**GIVEN RECORDS**
>>>

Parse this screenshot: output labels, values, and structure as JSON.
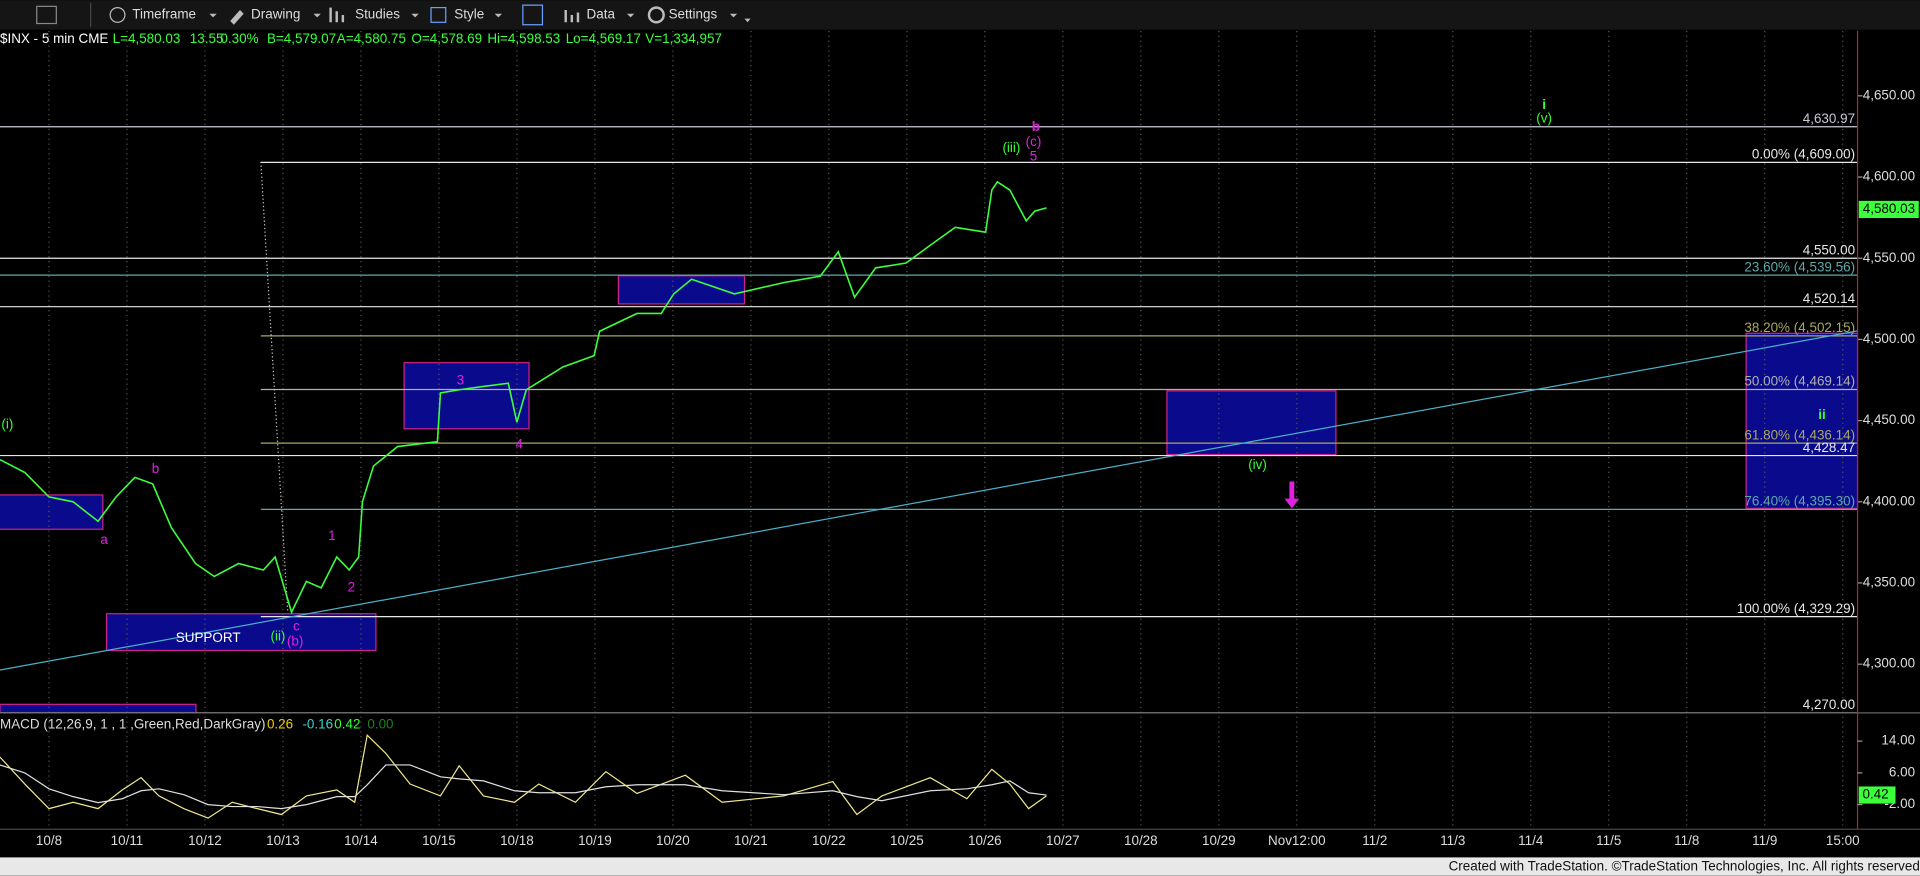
{
  "toolbar": {
    "items": [
      "Timeframe",
      "Drawing",
      "Studies",
      "Style",
      "Data",
      "Settings"
    ]
  },
  "symbol_bar": {
    "symbol": "$INX - 5 min CME",
    "fields": [
      "L=4,580.03",
      "13.55",
      "0.30%",
      "B=4,579.07",
      "A=4,580.75",
      "O=4,578.69",
      "Hi=4,598.53",
      "Lo=4,569.17",
      "V=1,334,957"
    ]
  },
  "footer": "Created with TradeStation. ©TradeStation Technologies, Inc. All rights reserved.",
  "chart_data": {
    "type": "line",
    "x": [
      -0.63,
      -0.31,
      0,
      0.31,
      0.63,
      0.86,
      1.1,
      1.33,
      1.57,
      1.88,
      2.12,
      2.43,
      2.75,
      2.9,
      3.11,
      3.3,
      3.49,
      3.69,
      3.85,
      3.97,
      4.02,
      4.16,
      4.47,
      4.98,
      5.02,
      5.26,
      5.57,
      5.89,
      6.0,
      6.12,
      6.59,
      6.99,
      7.06,
      7.54,
      7.85,
      8.01,
      8.24,
      8.79,
      9.42,
      9.89,
      10.12,
      10.33,
      10.6,
      10.99,
      11.3,
      11.62,
      12.01,
      12.09,
      12.16,
      12.32,
      12.53,
      12.64,
      12.79
    ],
    "series": [
      {
        "color": "#3cff3c",
        "values": [
          4426,
          4418,
          4403,
          4400,
          4388,
          4403,
          4415,
          4411,
          4384,
          4362,
          4354,
          4362,
          4358,
          4366,
          4332,
          4351,
          4347,
          4366,
          4358,
          4366,
          4400,
          4422,
          4434,
          4437,
          4467,
          4469,
          4471,
          4473,
          4449,
          4469,
          4483,
          4490,
          4505,
          4516,
          4516,
          4528,
          4537,
          4528,
          4535,
          4539,
          4554,
          4526,
          4544,
          4547,
          4558,
          4569,
          4566,
          4592,
          4597,
          4592,
          4573,
          4579,
          4581
        ]
      }
    ],
    "xlim": [
      -0.628,
      23.19
    ],
    "xticks": [
      {
        "value": 0,
        "label": "10/8"
      },
      {
        "value": 1,
        "label": "10/11"
      },
      {
        "value": 2,
        "label": "10/12"
      },
      {
        "value": 3,
        "label": "10/13"
      },
      {
        "value": 4,
        "label": "10/14"
      },
      {
        "value": 5,
        "label": "10/15"
      },
      {
        "value": 6,
        "label": "10/18"
      },
      {
        "value": 7,
        "label": "10/19"
      },
      {
        "value": 8,
        "label": "10/20"
      },
      {
        "value": 9,
        "label": "10/21"
      },
      {
        "value": 10,
        "label": "10/22"
      },
      {
        "value": 11,
        "label": "10/25"
      },
      {
        "value": 12,
        "label": "10/26"
      },
      {
        "value": 13,
        "label": "10/27"
      },
      {
        "value": 14,
        "label": "10/28"
      },
      {
        "value": 15,
        "label": "10/29"
      },
      {
        "value": 16,
        "label": "Nov12:00"
      },
      {
        "value": 17,
        "label": "11/2"
      },
      {
        "value": 18,
        "label": "11/3"
      },
      {
        "value": 19,
        "label": "11/4"
      },
      {
        "value": 20,
        "label": "11/5"
      },
      {
        "value": 21,
        "label": "11/8"
      },
      {
        "value": 22,
        "label": "11/9"
      },
      {
        "value": 23,
        "label": "15:00"
      }
    ],
    "ylim": [
      4270,
      4690
    ],
    "yticks": [
      {
        "value": 4300,
        "label": "4,300.00"
      },
      {
        "value": 4350,
        "label": "4,350.00"
      },
      {
        "value": 4400,
        "label": "4,400.00"
      },
      {
        "value": 4450,
        "label": "4,450.00"
      },
      {
        "value": 4500,
        "label": "4,500.00"
      },
      {
        "value": 4550,
        "label": "4,550.00"
      },
      {
        "value": 4600,
        "label": "4,600.00"
      },
      {
        "value": 4650,
        "label": "4,650.00"
      }
    ],
    "last_price": {
      "value": 4580.03,
      "label": "4,580.03"
    },
    "levels": [
      {
        "value": 4630.97,
        "label": "4,630.97",
        "color": "#c8c8d8"
      },
      {
        "value": 4609,
        "label": "0.00% (4,609.00)",
        "color": "#e8e8e8"
      },
      {
        "value": 4550,
        "label": "4,550.00",
        "color": "#e8e8e8"
      },
      {
        "value": 4539.56,
        "label": "23.60% (4,539.56)",
        "color": "#5fa8a8"
      },
      {
        "value": 4520.14,
        "label": "4,520.14",
        "color": "#e8e8e8"
      },
      {
        "value": 4502.15,
        "label": "38.20% (4,502.15)",
        "color": "#a8a860"
      },
      {
        "value": 4469.14,
        "label": "50.00% (4,469.14)",
        "color": "#b0b0b0"
      },
      {
        "value": 4436.14,
        "label": "61.80% (4,436.14)",
        "color": "#a8a860"
      },
      {
        "value": 4428.47,
        "label": "4,428.47",
        "color": "#e8e8e8"
      },
      {
        "value": 4395.3,
        "label": "76.40% (4,395.30)",
        "color": "#5fa8a8"
      },
      {
        "value": 4329.29,
        "label": "100.00% (4,329.29)",
        "color": "#e8e8e8"
      },
      {
        "value": 4270,
        "label": "4,270.00",
        "color": "#e8e8e8"
      }
    ],
    "annotations": [
      {
        "text": "(i)",
        "color": "#33ff33"
      },
      {
        "text": "a",
        "color": "#e020e0"
      },
      {
        "text": "b",
        "color": "#e020e0"
      },
      {
        "text": "c",
        "color": "#e020e0"
      },
      {
        "text": "(ii)",
        "color": "#33ff33"
      },
      {
        "text": "(b)",
        "color": "#e020e0"
      },
      {
        "text": "1",
        "color": "#e020e0"
      },
      {
        "text": "2",
        "color": "#e020e0"
      },
      {
        "text": "3",
        "color": "#e020e0"
      },
      {
        "text": "4",
        "color": "#e020e0"
      },
      {
        "text": "(iii)",
        "color": "#33ff33"
      },
      {
        "text": "(c)",
        "color": "#e020e0"
      },
      {
        "text": "5",
        "color": "#e020e0"
      },
      {
        "text": "b",
        "color": "#e020e0"
      },
      {
        "text": "(iv)",
        "color": "#33ff33"
      },
      {
        "text": "(v)",
        "color": "#33ff33"
      },
      {
        "text": "i",
        "color": "#33ff33"
      },
      {
        "text": "ii",
        "color": "#33ff33"
      },
      {
        "text": "SUPPORT",
        "color": "#ffffff"
      }
    ],
    "macd": {
      "title": "MACD (12,26,9, 1 , 1 ,Green,Red,DarkGray)",
      "readouts": [
        {
          "value": 0.26,
          "label": "0.26",
          "color": "#f0d000"
        },
        {
          "value": -0.16,
          "label": "-0.16",
          "color": "#40d0d0"
        },
        {
          "value": 0.42,
          "label": "0.42",
          "color": "#33ff33"
        },
        {
          "value": 0,
          "label": "0.00",
          "color": "#208020"
        }
      ],
      "x": [
        -0.63,
        -0.31,
        0,
        0.31,
        0.63,
        0.94,
        1.18,
        1.41,
        1.73,
        2.04,
        2.35,
        2.67,
        2.98,
        3.3,
        3.69,
        3.92,
        4.08,
        4.32,
        4.63,
        5.02,
        5.26,
        5.57,
        5.97,
        6.28,
        6.75,
        7.14,
        7.54,
        8.16,
        8.63,
        9.42,
        10.05,
        10.36,
        10.68,
        11.3,
        11.77,
        12.09,
        12.32,
        12.56,
        12.79
      ],
      "series": [
        {
          "color": "#f0e68c",
          "values": [
            10,
            3.2,
            -3,
            -1.4,
            -3,
            1.7,
            4.8,
            0.2,
            -3,
            -5.4,
            -1.4,
            -3,
            -4.5,
            0.2,
            1.7,
            -1.4,
            15.5,
            10.9,
            3.2,
            0.2,
            7.8,
            0.2,
            -1.4,
            3.2,
            -1.4,
            6.3,
            0.8,
            5.4,
            -1.4,
            0.2,
            3.8,
            -4.5,
            0.2,
            4.8,
            -0.5,
            6.9,
            3.2,
            -3,
            0.2
          ]
        },
        {
          "color": "#e0e0e0",
          "values": [
            8,
            6,
            2,
            0,
            -1.5,
            -0.5,
            1.5,
            2,
            0.5,
            -2,
            -2.5,
            -2.5,
            -3,
            -2,
            0,
            0,
            3,
            8,
            8,
            5,
            4.5,
            4,
            1.5,
            1,
            1,
            2.5,
            3,
            3,
            1.5,
            0.5,
            1.5,
            0,
            -1,
            1.5,
            2,
            3,
            4,
            1,
            0.4
          ]
        }
      ],
      "ylim": [
        -8.2,
        20.2
      ],
      "yticks": [
        {
          "value": -2,
          "label": "-2.00"
        },
        {
          "value": 6,
          "label": "6.00"
        },
        {
          "value": 14,
          "label": "14.00"
        }
      ]
    }
  }
}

<<<

**YOUR TASK**
Read through the entries and copy each line in which "values" appears.

**ANSWER FOR THE TASK**
Parse this screenshot: output labels, values, and structure as JSON.
        "values": [
          "values": [
          "values": [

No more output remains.